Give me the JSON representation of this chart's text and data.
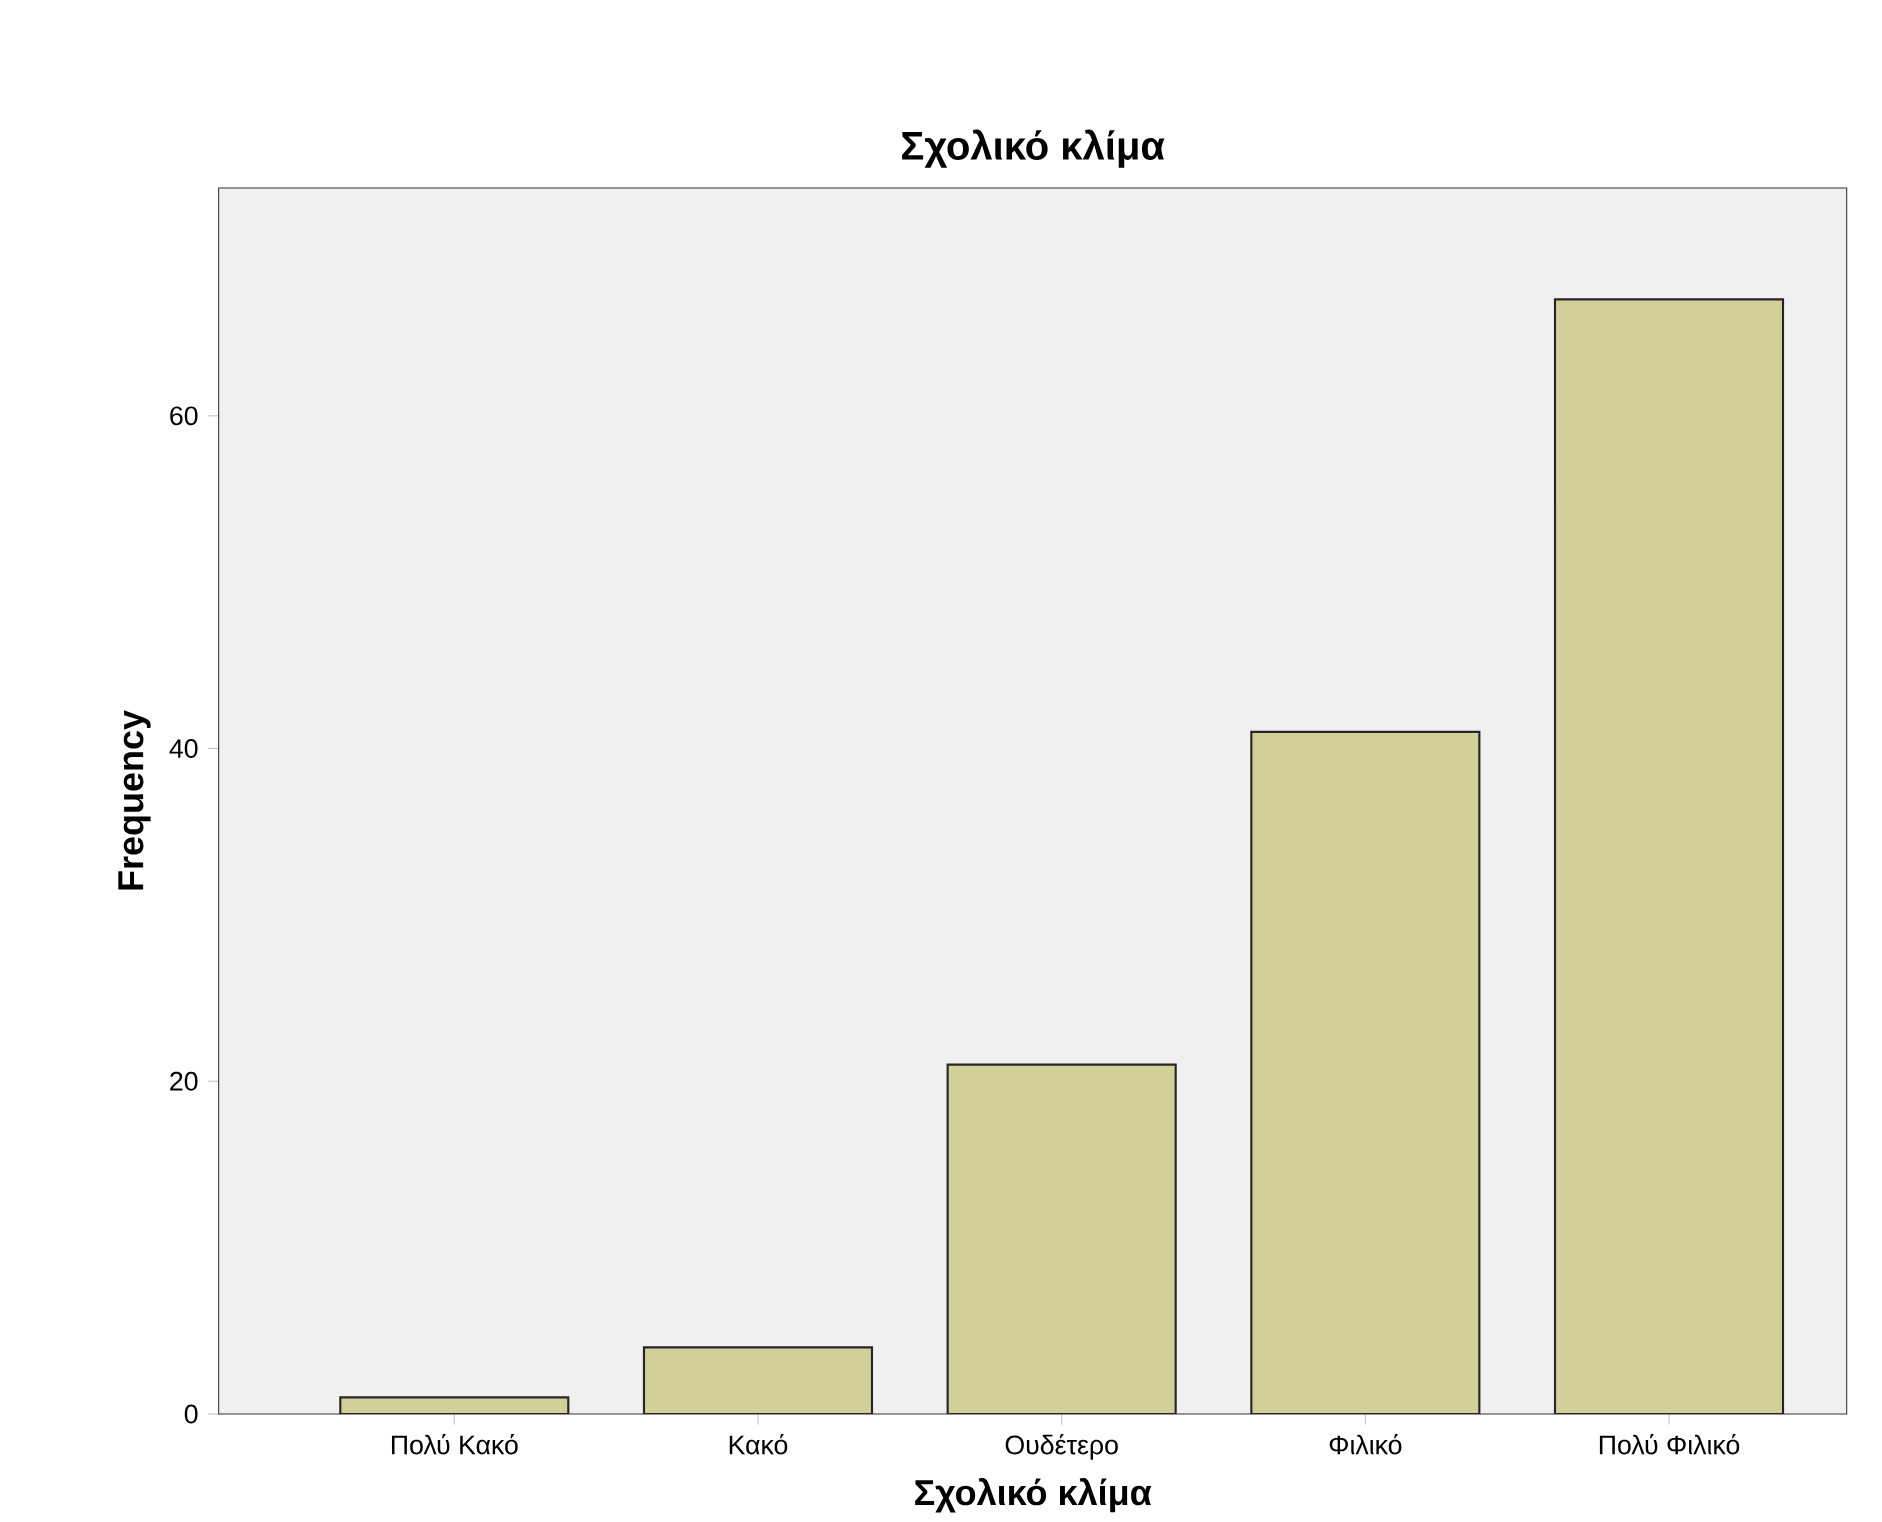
{
  "chart_data": {
    "type": "bar",
    "title": "Σχολικό κλίμα",
    "xlabel": "Σχολικό κλίμα",
    "ylabel": "Frequency",
    "categories": [
      "Πολύ Κακό",
      "Κακό",
      "Ουδέτερο",
      "Φιλικό",
      "Πολύ Φιλικό"
    ],
    "values": [
      1,
      4,
      21,
      41,
      67
    ],
    "color": "#d3cf98",
    "ylim": [
      0,
      73.7
    ],
    "yticks": [
      0,
      20,
      40,
      60
    ],
    "grid": false
  }
}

* WRITTEN REQUEST
Using the listing above, list every line in which the string "κλίμα" occurs.

* WORKED SOLUTION
    "title": "Σχολικό κλίμα",
    "xlabel": "Σχολικό κλίμα",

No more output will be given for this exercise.